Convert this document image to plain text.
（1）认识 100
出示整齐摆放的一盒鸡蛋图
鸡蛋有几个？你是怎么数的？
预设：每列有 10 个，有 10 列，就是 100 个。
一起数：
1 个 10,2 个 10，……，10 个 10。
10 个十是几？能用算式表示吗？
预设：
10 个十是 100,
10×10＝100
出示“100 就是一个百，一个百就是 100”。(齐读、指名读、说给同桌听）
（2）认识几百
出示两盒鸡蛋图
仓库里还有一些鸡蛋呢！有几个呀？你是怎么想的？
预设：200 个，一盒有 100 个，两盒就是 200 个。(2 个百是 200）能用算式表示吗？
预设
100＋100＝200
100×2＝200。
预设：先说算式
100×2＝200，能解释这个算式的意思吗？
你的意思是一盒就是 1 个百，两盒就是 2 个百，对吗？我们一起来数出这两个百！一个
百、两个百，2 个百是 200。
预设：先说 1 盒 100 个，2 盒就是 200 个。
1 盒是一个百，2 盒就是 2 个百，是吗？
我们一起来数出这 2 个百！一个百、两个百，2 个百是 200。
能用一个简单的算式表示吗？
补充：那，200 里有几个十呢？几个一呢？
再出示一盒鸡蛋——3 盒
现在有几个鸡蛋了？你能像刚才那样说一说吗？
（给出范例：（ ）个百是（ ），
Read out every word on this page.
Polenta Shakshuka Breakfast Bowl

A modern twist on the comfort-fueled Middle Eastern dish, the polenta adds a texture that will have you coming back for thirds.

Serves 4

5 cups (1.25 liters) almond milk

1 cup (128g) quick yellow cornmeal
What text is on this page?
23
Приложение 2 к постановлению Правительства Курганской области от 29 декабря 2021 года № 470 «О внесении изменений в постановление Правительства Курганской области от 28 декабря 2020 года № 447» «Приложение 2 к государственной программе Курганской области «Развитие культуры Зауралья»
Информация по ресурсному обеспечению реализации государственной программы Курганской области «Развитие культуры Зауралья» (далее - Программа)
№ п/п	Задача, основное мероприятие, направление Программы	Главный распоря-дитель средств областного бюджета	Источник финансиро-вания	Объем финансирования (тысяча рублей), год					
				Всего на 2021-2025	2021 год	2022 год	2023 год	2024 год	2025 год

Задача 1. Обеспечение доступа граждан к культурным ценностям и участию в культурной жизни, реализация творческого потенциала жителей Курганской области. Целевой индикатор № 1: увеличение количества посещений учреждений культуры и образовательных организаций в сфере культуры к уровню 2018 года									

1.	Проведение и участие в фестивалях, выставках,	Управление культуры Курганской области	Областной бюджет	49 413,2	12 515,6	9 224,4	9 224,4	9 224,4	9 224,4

## Set problem
Check each line above for "Зауралья" and return the ones that have it.

## Exercise output
Приложение 2 к постановлению Правительства Курганской области от 29 декабря 2021 года № 470 «О внесении изменений в постановление Правительства Курганской области от 28 декабря 2020 года № 447» «Приложение 2 к государственной программе Курганской области «Развитие культуры Зауралья»
Информация по ресурсному обеспечению реализации государственной программы Курганской области «Развитие культуры Зауралья» (далее - Программа)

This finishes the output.